▸ Requirement
Output the entries word for word. Omit images.

▸ Recorded data
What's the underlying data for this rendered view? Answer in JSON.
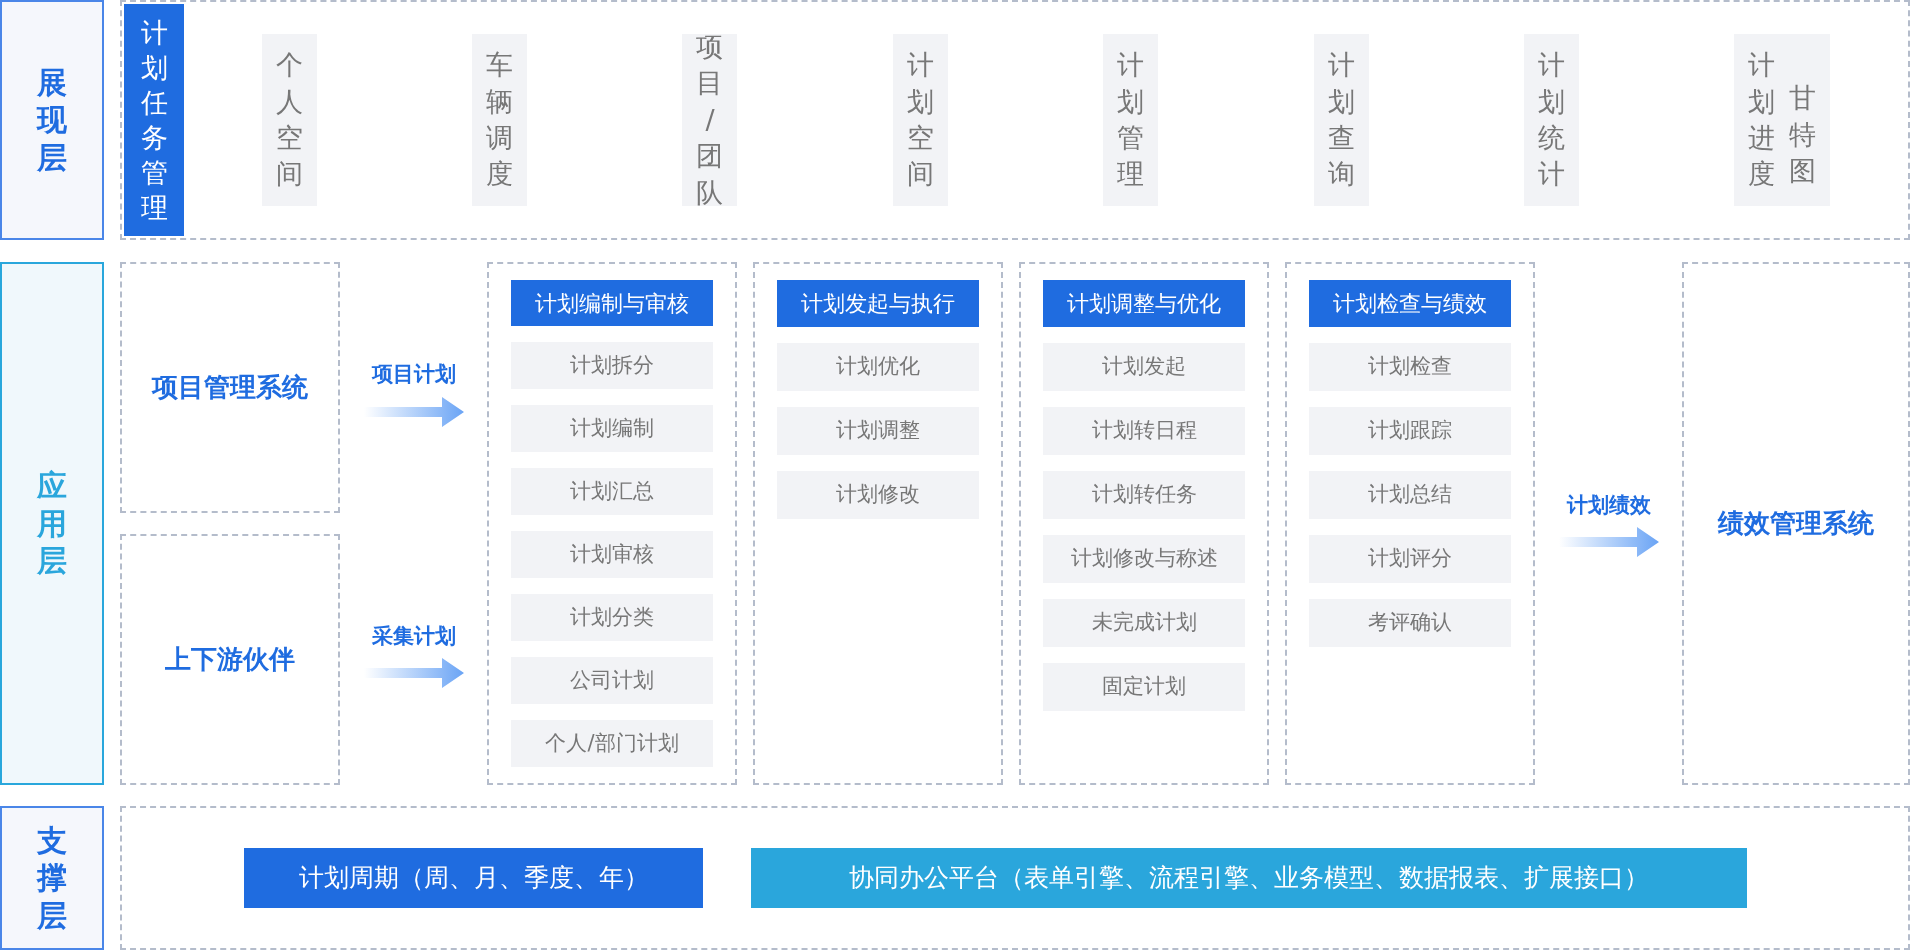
{
  "presentation": {
    "layer_label": "展现层",
    "title": "计划任务管理",
    "items": [
      {
        "columns": [
          "个人空间"
        ]
      },
      {
        "columns": [
          "车辆调度"
        ]
      },
      {
        "columns": [
          "项目/团队"
        ]
      },
      {
        "columns": [
          "计划空间"
        ]
      },
      {
        "columns": [
          "计划管理"
        ]
      },
      {
        "columns": [
          "计划查询"
        ]
      },
      {
        "columns": [
          "计划统计"
        ]
      },
      {
        "columns": [
          "计划进度",
          "甘特图"
        ]
      }
    ]
  },
  "application": {
    "layer_label": "应用层",
    "sources": [
      {
        "name": "项目管理系统",
        "flow_label": "项目计划"
      },
      {
        "name": "上下游伙伴",
        "flow_label": "采集计划"
      }
    ],
    "modules": [
      {
        "title": "计划编制与审核",
        "items": [
          "计划拆分",
          "计划编制",
          "计划汇总",
          "计划审核",
          "计划分类",
          "公司计划",
          "个人/部门计划"
        ]
      },
      {
        "title": "计划发起与执行",
        "items": [
          "计划优化",
          "计划调整",
          "计划修改"
        ]
      },
      {
        "title": "计划调整与优化",
        "items": [
          "计划发起",
          "计划转日程",
          "计划转任务",
          "计划修改与称述",
          "未完成计划",
          "固定计划"
        ]
      },
      {
        "title": "计划检查与绩效",
        "items": [
          "计划检查",
          "计划跟踪",
          "计划总结",
          "计划评分",
          "考评确认"
        ]
      }
    ],
    "output": {
      "flow_label": "计划绩效",
      "target": "绩效管理系统"
    }
  },
  "support": {
    "layer_label": "支撑层",
    "bars": [
      {
        "text": "计划周期（周、月、季度、年）",
        "color": "#1f6ce0"
      },
      {
        "text": "协同办公平台（表单引擎、流程引擎、业务模型、数据报表、扩展接口）",
        "color": "#2aa6dc"
      }
    ]
  }
}
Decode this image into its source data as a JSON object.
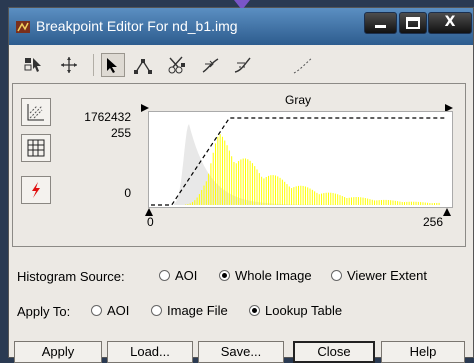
{
  "window": {
    "title": "Breakpoint Editor For nd_b1.img",
    "controls": {
      "minimize": "—",
      "maximize": "☐",
      "close": "X"
    }
  },
  "toolbar": {
    "tools": [
      "select-area-icon",
      "pan-icon",
      "pointer-icon",
      "add-breakpoint-icon",
      "delete-breakpoint-icon",
      "curve-icon-1",
      "curve-icon-2",
      "dotted-curve-icon"
    ]
  },
  "side_tools": [
    "chart-options-icon",
    "table-icon",
    "function-icon"
  ],
  "chart_data": {
    "type": "area",
    "title": "Gray",
    "y_ticks": [
      "1762432",
      "255",
      "0"
    ],
    "x_ticks": [
      "0",
      "256"
    ],
    "xlim": [
      0,
      256
    ],
    "lookup_breakpoints": [
      [
        0,
        0
      ],
      [
        18,
        0
      ],
      [
        68,
        255
      ],
      [
        256,
        255
      ]
    ],
    "series": [
      {
        "color": "#ffff00",
        "peak_x": 60
      },
      {
        "color": "#e8e8e8",
        "peak_x": 33
      }
    ]
  },
  "histogram_source": {
    "label": "Histogram Source:",
    "options": [
      "AOI",
      "Whole Image",
      "Viewer Extent"
    ],
    "selected": "Whole Image"
  },
  "apply_to": {
    "label": "Apply To:",
    "options": [
      "AOI",
      "Image File",
      "Lookup Table"
    ],
    "selected": "Lookup Table"
  },
  "buttons": {
    "apply": "Apply",
    "load": "Load...",
    "save": "Save...",
    "close": "Close",
    "help": "Help"
  }
}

▸ Exercise answer
What's the underlying data for this rendered view? Answer in JSON.
{
  "presentation": {
    "layer_label": "展现层",
    "title": "计划任务管理",
    "items": [
      {
        "columns": [
          "个人空间"
        ]
      },
      {
        "columns": [
          "车辆调度"
        ]
      },
      {
        "columns": [
          "项目/团队"
        ]
      },
      {
        "columns": [
          "计划空间"
        ]
      },
      {
        "columns": [
          "计划管理"
        ]
      },
      {
        "columns": [
          "计划查询"
        ]
      },
      {
        "columns": [
          "计划统计"
        ]
      },
      {
        "columns": [
          "计划进度",
          "甘特图"
        ]
      }
    ]
  },
  "application": {
    "layer_label": "应用层",
    "sources": [
      {
        "name": "项目管理系统",
        "flow_label": "项目计划"
      },
      {
        "name": "上下游伙伴",
        "flow_label": "采集计划"
      }
    ],
    "modules": [
      {
        "title": "计划编制与审核",
        "items": [
          "计划拆分",
          "计划编制",
          "计划汇总",
          "计划审核",
          "计划分类",
          "公司计划",
          "个人/部门计划"
        ]
      },
      {
        "title": "计划发起与执行",
        "items": [
          "计划优化",
          "计划调整",
          "计划修改"
        ]
      },
      {
        "title": "计划调整与优化",
        "items": [
          "计划发起",
          "计划转日程",
          "计划转任务",
          "计划修改与称述",
          "未完成计划",
          "固定计划"
        ]
      },
      {
        "title": "计划检查与绩效",
        "items": [
          "计划检查",
          "计划跟踪",
          "计划总结",
          "计划评分",
          "考评确认"
        ]
      }
    ],
    "output": {
      "flow_label": "计划绩效",
      "target": "绩效管理系统"
    }
  },
  "support": {
    "layer_label": "支撑层",
    "bars": [
      {
        "text": "计划周期（周、月、季度、年）",
        "color": "#1f6ce0"
      },
      {
        "text": "协同办公平台（表单引擎、流程引擎、业务模型、数据报表、扩展接口）",
        "color": "#2aa6dc"
      }
    ]
  }
}
Decode this image into its source data as a JSON object.
{
  "window": {
    "title": "Breakpoint Editor For nd_b1.img",
    "controls": {
      "minimize": "—",
      "maximize": "☐",
      "close": "X"
    }
  },
  "toolbar": {
    "tools": [
      "select-area-icon",
      "pan-icon",
      "pointer-icon",
      "add-breakpoint-icon",
      "delete-breakpoint-icon",
      "curve-icon-1",
      "curve-icon-2",
      "dotted-curve-icon"
    ]
  },
  "side_tools": [
    "chart-options-icon",
    "table-icon",
    "function-icon"
  ],
  "chart_data": {
    "type": "area",
    "title": "Gray",
    "y_ticks": [
      "1762432",
      "255",
      "0"
    ],
    "x_ticks": [
      "0",
      "256"
    ],
    "xlim": [
      0,
      256
    ],
    "lookup_breakpoints": [
      [
        0,
        0
      ],
      [
        18,
        0
      ],
      [
        68,
        255
      ],
      [
        256,
        255
      ]
    ],
    "series": [
      {
        "color": "#ffff00",
        "peak_x": 60
      },
      {
        "color": "#e8e8e8",
        "peak_x": 33
      }
    ]
  },
  "histogram_source": {
    "label": "Histogram Source:",
    "options": [
      "AOI",
      "Whole Image",
      "Viewer Extent"
    ],
    "selected": "Whole Image"
  },
  "apply_to": {
    "label": "Apply To:",
    "options": [
      "AOI",
      "Image File",
      "Lookup Table"
    ],
    "selected": "Lookup Table"
  },
  "buttons": {
    "apply": "Apply",
    "load": "Load...",
    "save": "Save...",
    "close": "Close",
    "help": "Help"
  }
}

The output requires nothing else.